__Stated problem__. Tally the lines of the listing that contain the string "clicks". Give the number and nothing else.

__Given data__.

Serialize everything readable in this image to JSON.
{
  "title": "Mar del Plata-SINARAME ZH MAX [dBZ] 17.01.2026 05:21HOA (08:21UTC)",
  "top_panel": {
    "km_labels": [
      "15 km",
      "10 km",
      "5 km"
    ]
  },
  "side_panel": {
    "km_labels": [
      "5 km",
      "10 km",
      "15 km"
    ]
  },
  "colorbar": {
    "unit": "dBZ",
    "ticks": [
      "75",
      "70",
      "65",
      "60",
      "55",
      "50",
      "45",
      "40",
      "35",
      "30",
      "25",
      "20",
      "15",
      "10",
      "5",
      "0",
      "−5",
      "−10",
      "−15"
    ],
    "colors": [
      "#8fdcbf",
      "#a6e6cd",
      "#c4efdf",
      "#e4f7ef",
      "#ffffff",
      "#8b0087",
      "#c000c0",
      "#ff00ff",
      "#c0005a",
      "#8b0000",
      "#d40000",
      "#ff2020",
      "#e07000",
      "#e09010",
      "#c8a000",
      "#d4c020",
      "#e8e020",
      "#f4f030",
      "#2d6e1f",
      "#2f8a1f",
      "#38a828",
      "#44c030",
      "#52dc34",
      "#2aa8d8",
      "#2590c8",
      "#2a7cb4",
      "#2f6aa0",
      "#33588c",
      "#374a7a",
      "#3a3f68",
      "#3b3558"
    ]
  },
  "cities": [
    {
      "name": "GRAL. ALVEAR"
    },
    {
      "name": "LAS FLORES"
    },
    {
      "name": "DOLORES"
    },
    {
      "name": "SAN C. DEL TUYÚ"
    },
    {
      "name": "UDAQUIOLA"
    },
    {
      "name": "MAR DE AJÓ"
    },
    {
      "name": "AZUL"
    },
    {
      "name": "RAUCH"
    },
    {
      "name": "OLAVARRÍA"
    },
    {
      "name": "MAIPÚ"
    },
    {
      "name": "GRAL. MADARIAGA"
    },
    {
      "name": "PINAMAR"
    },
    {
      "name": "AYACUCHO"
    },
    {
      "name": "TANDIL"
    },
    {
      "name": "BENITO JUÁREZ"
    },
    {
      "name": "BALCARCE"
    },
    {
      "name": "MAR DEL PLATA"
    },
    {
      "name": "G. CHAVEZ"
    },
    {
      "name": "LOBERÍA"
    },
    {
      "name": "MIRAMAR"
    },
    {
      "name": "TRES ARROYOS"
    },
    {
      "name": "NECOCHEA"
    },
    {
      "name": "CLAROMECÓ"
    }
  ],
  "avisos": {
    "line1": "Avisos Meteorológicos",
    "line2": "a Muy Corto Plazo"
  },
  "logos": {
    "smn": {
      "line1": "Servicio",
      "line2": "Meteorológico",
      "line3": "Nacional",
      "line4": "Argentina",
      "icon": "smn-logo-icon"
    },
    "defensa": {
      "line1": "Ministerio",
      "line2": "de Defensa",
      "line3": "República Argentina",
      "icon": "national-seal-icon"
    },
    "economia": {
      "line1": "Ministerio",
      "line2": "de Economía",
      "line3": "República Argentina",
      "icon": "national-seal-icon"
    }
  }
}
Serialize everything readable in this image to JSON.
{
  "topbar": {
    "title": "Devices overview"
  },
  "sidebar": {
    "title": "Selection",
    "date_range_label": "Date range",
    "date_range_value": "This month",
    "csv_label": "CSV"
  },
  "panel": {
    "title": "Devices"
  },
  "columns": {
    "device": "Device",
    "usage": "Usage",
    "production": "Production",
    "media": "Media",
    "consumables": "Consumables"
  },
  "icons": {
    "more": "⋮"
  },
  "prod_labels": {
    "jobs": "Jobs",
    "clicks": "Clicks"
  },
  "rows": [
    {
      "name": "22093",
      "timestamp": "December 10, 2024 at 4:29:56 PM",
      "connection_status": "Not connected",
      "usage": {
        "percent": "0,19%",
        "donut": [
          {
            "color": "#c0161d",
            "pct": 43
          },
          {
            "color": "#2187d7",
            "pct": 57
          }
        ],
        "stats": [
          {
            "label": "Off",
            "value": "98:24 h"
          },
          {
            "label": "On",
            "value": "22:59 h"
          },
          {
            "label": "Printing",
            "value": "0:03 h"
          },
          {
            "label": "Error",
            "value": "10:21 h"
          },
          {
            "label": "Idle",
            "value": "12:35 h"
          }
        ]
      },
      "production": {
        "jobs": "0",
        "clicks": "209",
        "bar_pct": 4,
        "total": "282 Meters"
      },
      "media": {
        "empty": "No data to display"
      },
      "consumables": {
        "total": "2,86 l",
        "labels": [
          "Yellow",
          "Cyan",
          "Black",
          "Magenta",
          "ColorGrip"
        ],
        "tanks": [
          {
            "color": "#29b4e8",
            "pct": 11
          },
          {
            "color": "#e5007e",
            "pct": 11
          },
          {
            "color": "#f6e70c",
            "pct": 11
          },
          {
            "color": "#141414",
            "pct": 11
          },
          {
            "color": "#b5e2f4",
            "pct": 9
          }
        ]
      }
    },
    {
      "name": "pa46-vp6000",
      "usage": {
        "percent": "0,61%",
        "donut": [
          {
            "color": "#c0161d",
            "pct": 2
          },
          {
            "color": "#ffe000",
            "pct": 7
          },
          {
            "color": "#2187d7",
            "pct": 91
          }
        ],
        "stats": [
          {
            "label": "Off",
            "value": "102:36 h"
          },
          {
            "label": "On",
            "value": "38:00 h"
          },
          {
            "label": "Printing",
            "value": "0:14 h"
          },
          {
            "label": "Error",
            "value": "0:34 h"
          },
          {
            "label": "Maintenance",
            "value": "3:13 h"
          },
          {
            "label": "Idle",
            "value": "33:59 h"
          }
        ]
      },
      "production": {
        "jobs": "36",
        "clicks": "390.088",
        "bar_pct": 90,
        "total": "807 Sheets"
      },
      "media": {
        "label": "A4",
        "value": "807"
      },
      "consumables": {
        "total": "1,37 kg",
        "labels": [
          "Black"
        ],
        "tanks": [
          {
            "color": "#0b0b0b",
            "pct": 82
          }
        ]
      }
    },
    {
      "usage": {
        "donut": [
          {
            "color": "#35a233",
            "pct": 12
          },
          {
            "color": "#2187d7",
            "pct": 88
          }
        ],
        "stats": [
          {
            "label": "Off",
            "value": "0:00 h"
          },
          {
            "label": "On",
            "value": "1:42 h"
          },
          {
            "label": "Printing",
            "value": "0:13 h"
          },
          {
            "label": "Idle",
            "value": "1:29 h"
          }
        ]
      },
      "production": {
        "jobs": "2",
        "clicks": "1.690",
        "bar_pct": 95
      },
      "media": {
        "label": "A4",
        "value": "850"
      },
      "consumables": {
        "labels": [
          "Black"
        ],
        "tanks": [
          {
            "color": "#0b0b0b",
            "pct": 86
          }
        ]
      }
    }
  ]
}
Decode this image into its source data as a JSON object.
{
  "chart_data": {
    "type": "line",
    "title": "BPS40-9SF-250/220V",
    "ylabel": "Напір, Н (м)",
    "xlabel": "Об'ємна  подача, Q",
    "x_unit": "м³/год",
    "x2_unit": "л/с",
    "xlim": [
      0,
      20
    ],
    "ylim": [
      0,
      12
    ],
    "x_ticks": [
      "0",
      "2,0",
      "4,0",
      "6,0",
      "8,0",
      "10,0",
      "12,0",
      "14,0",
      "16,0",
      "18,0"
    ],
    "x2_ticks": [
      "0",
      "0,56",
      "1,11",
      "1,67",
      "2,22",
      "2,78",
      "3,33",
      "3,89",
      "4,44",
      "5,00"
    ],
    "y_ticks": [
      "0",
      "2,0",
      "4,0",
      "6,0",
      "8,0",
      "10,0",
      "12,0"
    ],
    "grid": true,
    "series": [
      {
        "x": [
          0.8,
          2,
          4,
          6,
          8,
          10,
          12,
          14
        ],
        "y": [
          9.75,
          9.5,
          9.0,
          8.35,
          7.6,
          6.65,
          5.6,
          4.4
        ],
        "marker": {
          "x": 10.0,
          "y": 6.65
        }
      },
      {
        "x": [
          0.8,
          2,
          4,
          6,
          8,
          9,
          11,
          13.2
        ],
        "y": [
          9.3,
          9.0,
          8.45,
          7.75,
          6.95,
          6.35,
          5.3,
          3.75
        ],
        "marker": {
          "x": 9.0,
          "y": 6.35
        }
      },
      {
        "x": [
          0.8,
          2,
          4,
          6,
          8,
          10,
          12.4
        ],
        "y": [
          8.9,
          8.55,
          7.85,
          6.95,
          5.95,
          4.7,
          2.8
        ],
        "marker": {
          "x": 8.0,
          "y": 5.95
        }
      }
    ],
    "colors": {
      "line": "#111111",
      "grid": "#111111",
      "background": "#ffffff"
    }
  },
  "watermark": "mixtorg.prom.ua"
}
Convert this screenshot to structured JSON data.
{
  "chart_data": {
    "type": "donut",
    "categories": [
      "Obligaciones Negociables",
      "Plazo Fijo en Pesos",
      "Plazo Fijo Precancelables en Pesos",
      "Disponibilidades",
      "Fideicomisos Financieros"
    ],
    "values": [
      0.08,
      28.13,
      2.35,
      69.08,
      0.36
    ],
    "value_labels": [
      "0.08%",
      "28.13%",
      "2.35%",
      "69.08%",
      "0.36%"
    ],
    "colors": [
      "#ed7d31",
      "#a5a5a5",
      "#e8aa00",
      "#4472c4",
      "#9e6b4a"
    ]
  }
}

__Response__. 4